+++ Data for processing
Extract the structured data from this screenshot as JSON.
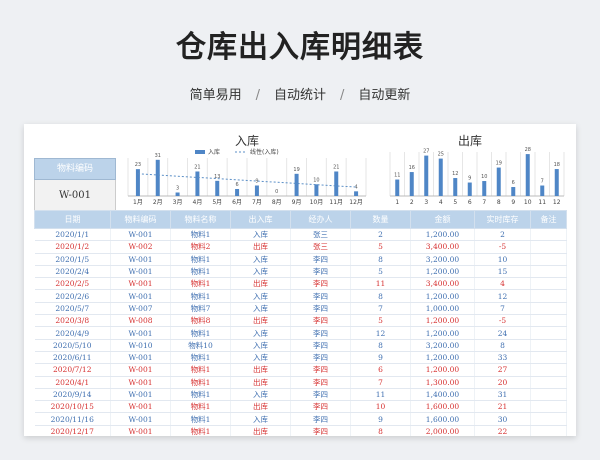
{
  "page_title": "仓库出入库明细表",
  "tags": [
    "简单易用",
    "自动统计",
    "自动更新"
  ],
  "tag_sep": "/",
  "lookup": {
    "label": "物料编码",
    "value": "W-001"
  },
  "charts": [
    {
      "title": "入库",
      "legend": [
        "入库",
        "线性(入库)"
      ],
      "months": [
        "1月",
        "2月",
        "3月",
        "4月",
        "5月",
        "6月",
        "7月",
        "8月",
        "9月",
        "10月",
        "11月",
        "12月"
      ],
      "values": [
        23,
        31,
        3,
        21,
        13,
        6,
        9,
        0,
        19,
        10,
        21,
        4
      ],
      "value_labels": [
        "23",
        "31",
        "3",
        "21",
        "13",
        "6",
        "9",
        "0",
        "19",
        "10",
        "21",
        "4"
      ]
    },
    {
      "title": "出库",
      "months": [
        "1",
        "2",
        "3",
        "4",
        "5",
        "6",
        "7",
        "8",
        "9",
        "10",
        "11",
        "12"
      ],
      "values": [
        11,
        16,
        27,
        25,
        12,
        9,
        10,
        19,
        6,
        28,
        7,
        18
      ],
      "value_labels": [
        "11",
        "16",
        "27",
        "25",
        "12",
        "9",
        "10",
        "19",
        "6",
        "28",
        "7",
        "18"
      ]
    }
  ],
  "table": {
    "headers": [
      "日期",
      "物料编码",
      "物料名称",
      "出入库",
      "经办人",
      "数量",
      "金额",
      "实时库存",
      "备注"
    ],
    "rows": [
      {
        "type": "in",
        "cells": [
          "2020/1/1",
          "W-001",
          "物料1",
          "入库",
          "张三",
          "2",
          "1,200.00",
          "2",
          ""
        ]
      },
      {
        "type": "out",
        "cells": [
          "2020/1/2",
          "W-002",
          "物料2",
          "出库",
          "张三",
          "5",
          "3,400.00",
          "-5",
          ""
        ]
      },
      {
        "type": "in",
        "cells": [
          "2020/1/5",
          "W-001",
          "物料1",
          "入库",
          "李四",
          "8",
          "3,200.00",
          "10",
          ""
        ]
      },
      {
        "type": "in",
        "cells": [
          "2020/2/4",
          "W-001",
          "物料1",
          "入库",
          "李四",
          "5",
          "1,200.00",
          "15",
          ""
        ]
      },
      {
        "type": "out",
        "cells": [
          "2020/2/5",
          "W-001",
          "物料1",
          "出库",
          "李四",
          "11",
          "3,400.00",
          "4",
          ""
        ]
      },
      {
        "type": "in",
        "cells": [
          "2020/2/6",
          "W-001",
          "物料1",
          "入库",
          "李四",
          "8",
          "1,200.00",
          "12",
          ""
        ]
      },
      {
        "type": "in",
        "cells": [
          "2020/5/7",
          "W-007",
          "物料7",
          "入库",
          "李四",
          "7",
          "1,000.00",
          "7",
          ""
        ]
      },
      {
        "type": "out",
        "cells": [
          "2020/3/8",
          "W-008",
          "物料8",
          "出库",
          "李四",
          "5",
          "1,200.00",
          "-5",
          ""
        ]
      },
      {
        "type": "in",
        "cells": [
          "2020/4/9",
          "W-001",
          "物料1",
          "入库",
          "李四",
          "12",
          "1,200.00",
          "24",
          ""
        ]
      },
      {
        "type": "in",
        "cells": [
          "2020/5/10",
          "W-010",
          "物料10",
          "入库",
          "李四",
          "8",
          "3,200.00",
          "8",
          ""
        ]
      },
      {
        "type": "in",
        "cells": [
          "2020/6/11",
          "W-001",
          "物料1",
          "入库",
          "李四",
          "9",
          "1,200.00",
          "33",
          ""
        ]
      },
      {
        "type": "out",
        "cells": [
          "2020/7/12",
          "W-001",
          "物料1",
          "出库",
          "李四",
          "6",
          "1,200.00",
          "27",
          ""
        ]
      },
      {
        "type": "out",
        "cells": [
          "2020/4/1",
          "W-001",
          "物料1",
          "出库",
          "李四",
          "7",
          "1,300.00",
          "20",
          ""
        ]
      },
      {
        "type": "in",
        "cells": [
          "2020/9/14",
          "W-001",
          "物料1",
          "入库",
          "李四",
          "11",
          "1,400.00",
          "31",
          ""
        ]
      },
      {
        "type": "out",
        "cells": [
          "2020/10/15",
          "W-001",
          "物料1",
          "出库",
          "李四",
          "10",
          "1,600.00",
          "21",
          ""
        ]
      },
      {
        "type": "in",
        "cells": [
          "2020/11/16",
          "W-001",
          "物料1",
          "入库",
          "李四",
          "9",
          "1,600.00",
          "30",
          ""
        ]
      },
      {
        "type": "out",
        "cells": [
          "2020/12/17",
          "W-001",
          "物料1",
          "出库",
          "李四",
          "8",
          "2,000.00",
          "22",
          ""
        ]
      }
    ]
  },
  "colors": {
    "header_bg": "#bcd3ea",
    "in_text": "#3f6fb0",
    "out_text": "#d63030",
    "bar": "#4f86c6"
  },
  "chart_data": [
    {
      "type": "bar",
      "title": "入库",
      "categories": [
        "1月",
        "2月",
        "3月",
        "4月",
        "5月",
        "6月",
        "7月",
        "8月",
        "9月",
        "10月",
        "11月",
        "12月"
      ],
      "series": [
        {
          "name": "入库",
          "values": [
            23,
            31,
            3,
            21,
            13,
            6,
            9,
            0,
            19,
            10,
            21,
            4
          ]
        }
      ],
      "trendline": "线性(入库)"
    },
    {
      "type": "bar",
      "title": "出库",
      "categories": [
        "1",
        "2",
        "3",
        "4",
        "5",
        "6",
        "7",
        "8",
        "9",
        "10",
        "11",
        "12"
      ],
      "series": [
        {
          "values": [
            11,
            16,
            27,
            25,
            12,
            9,
            10,
            19,
            6,
            28,
            7,
            18
          ]
        }
      ]
    }
  ]
}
++++++
**What you will do**
Reproduce the material in its entirety and word for word, without the pictures.

**Answer to this problem**
Extract the structured data from this screenshot as JSON.
{
  "page_title": "仓库出入库明细表",
  "tags": [
    "简单易用",
    "自动统计",
    "自动更新"
  ],
  "tag_sep": "/",
  "lookup": {
    "label": "物料编码",
    "value": "W-001"
  },
  "charts": [
    {
      "title": "入库",
      "legend": [
        "入库",
        "线性(入库)"
      ],
      "months": [
        "1月",
        "2月",
        "3月",
        "4月",
        "5月",
        "6月",
        "7月",
        "8月",
        "9月",
        "10月",
        "11月",
        "12月"
      ],
      "values": [
        23,
        31,
        3,
        21,
        13,
        6,
        9,
        0,
        19,
        10,
        21,
        4
      ],
      "value_labels": [
        "23",
        "31",
        "3",
        "21",
        "13",
        "6",
        "9",
        "0",
        "19",
        "10",
        "21",
        "4"
      ]
    },
    {
      "title": "出库",
      "months": [
        "1",
        "2",
        "3",
        "4",
        "5",
        "6",
        "7",
        "8",
        "9",
        "10",
        "11",
        "12"
      ],
      "values": [
        11,
        16,
        27,
        25,
        12,
        9,
        10,
        19,
        6,
        28,
        7,
        18
      ],
      "value_labels": [
        "11",
        "16",
        "27",
        "25",
        "12",
        "9",
        "10",
        "19",
        "6",
        "28",
        "7",
        "18"
      ]
    }
  ],
  "table": {
    "headers": [
      "日期",
      "物料编码",
      "物料名称",
      "出入库",
      "经办人",
      "数量",
      "金额",
      "实时库存",
      "备注"
    ],
    "rows": [
      {
        "type": "in",
        "cells": [
          "2020/1/1",
          "W-001",
          "物料1",
          "入库",
          "张三",
          "2",
          "1,200.00",
          "2",
          ""
        ]
      },
      {
        "type": "out",
        "cells": [
          "2020/1/2",
          "W-002",
          "物料2",
          "出库",
          "张三",
          "5",
          "3,400.00",
          "-5",
          ""
        ]
      },
      {
        "type": "in",
        "cells": [
          "2020/1/5",
          "W-001",
          "物料1",
          "入库",
          "李四",
          "8",
          "3,200.00",
          "10",
          ""
        ]
      },
      {
        "type": "in",
        "cells": [
          "2020/2/4",
          "W-001",
          "物料1",
          "入库",
          "李四",
          "5",
          "1,200.00",
          "15",
          ""
        ]
      },
      {
        "type": "out",
        "cells": [
          "2020/2/5",
          "W-001",
          "物料1",
          "出库",
          "李四",
          "11",
          "3,400.00",
          "4",
          ""
        ]
      },
      {
        "type": "in",
        "cells": [
          "2020/2/6",
          "W-001",
          "物料1",
          "入库",
          "李四",
          "8",
          "1,200.00",
          "12",
          ""
        ]
      },
      {
        "type": "in",
        "cells": [
          "2020/5/7",
          "W-007",
          "物料7",
          "入库",
          "李四",
          "7",
          "1,000.00",
          "7",
          ""
        ]
      },
      {
        "type": "out",
        "cells": [
          "2020/3/8",
          "W-008",
          "物料8",
          "出库",
          "李四",
          "5",
          "1,200.00",
          "-5",
          ""
        ]
      },
      {
        "type": "in",
        "cells": [
          "2020/4/9",
          "W-001",
          "物料1",
          "入库",
          "李四",
          "12",
          "1,200.00",
          "24",
          ""
        ]
      },
      {
        "type": "in",
        "cells": [
          "2020/5/10",
          "W-010",
          "物料10",
          "入库",
          "李四",
          "8",
          "3,200.00",
          "8",
          ""
        ]
      },
      {
        "type": "in",
        "cells": [
          "2020/6/11",
          "W-001",
          "物料1",
          "入库",
          "李四",
          "9",
          "1,200.00",
          "33",
          ""
        ]
      },
      {
        "type": "out",
        "cells": [
          "2020/7/12",
          "W-001",
          "物料1",
          "出库",
          "李四",
          "6",
          "1,200.00",
          "27",
          ""
        ]
      },
      {
        "type": "out",
        "cells": [
          "2020/4/1",
          "W-001",
          "物料1",
          "出库",
          "李四",
          "7",
          "1,300.00",
          "20",
          ""
        ]
      },
      {
        "type": "in",
        "cells": [
          "2020/9/14",
          "W-001",
          "物料1",
          "入库",
          "李四",
          "11",
          "1,400.00",
          "31",
          ""
        ]
      },
      {
        "type": "out",
        "cells": [
          "2020/10/15",
          "W-001",
          "物料1",
          "出库",
          "李四",
          "10",
          "1,600.00",
          "21",
          ""
        ]
      },
      {
        "type": "in",
        "cells": [
          "2020/11/16",
          "W-001",
          "物料1",
          "入库",
          "李四",
          "9",
          "1,600.00",
          "30",
          ""
        ]
      },
      {
        "type": "out",
        "cells": [
          "2020/12/17",
          "W-001",
          "物料1",
          "出库",
          "李四",
          "8",
          "2,000.00",
          "22",
          ""
        ]
      }
    ]
  },
  "colors": {
    "header_bg": "#bcd3ea",
    "in_text": "#3f6fb0",
    "out_text": "#d63030",
    "bar": "#4f86c6"
  },
  "chart_data": [
    {
      "type": "bar",
      "title": "入库",
      "categories": [
        "1月",
        "2月",
        "3月",
        "4月",
        "5月",
        "6月",
        "7月",
        "8月",
        "9月",
        "10月",
        "11月",
        "12月"
      ],
      "series": [
        {
          "name": "入库",
          "values": [
            23,
            31,
            3,
            21,
            13,
            6,
            9,
            0,
            19,
            10,
            21,
            4
          ]
        }
      ],
      "trendline": "线性(入库)"
    },
    {
      "type": "bar",
      "title": "出库",
      "categories": [
        "1",
        "2",
        "3",
        "4",
        "5",
        "6",
        "7",
        "8",
        "9",
        "10",
        "11",
        "12"
      ],
      "series": [
        {
          "values": [
            11,
            16,
            27,
            25,
            12,
            9,
            10,
            19,
            6,
            28,
            7,
            18
          ]
        }
      ]
    }
  ]
}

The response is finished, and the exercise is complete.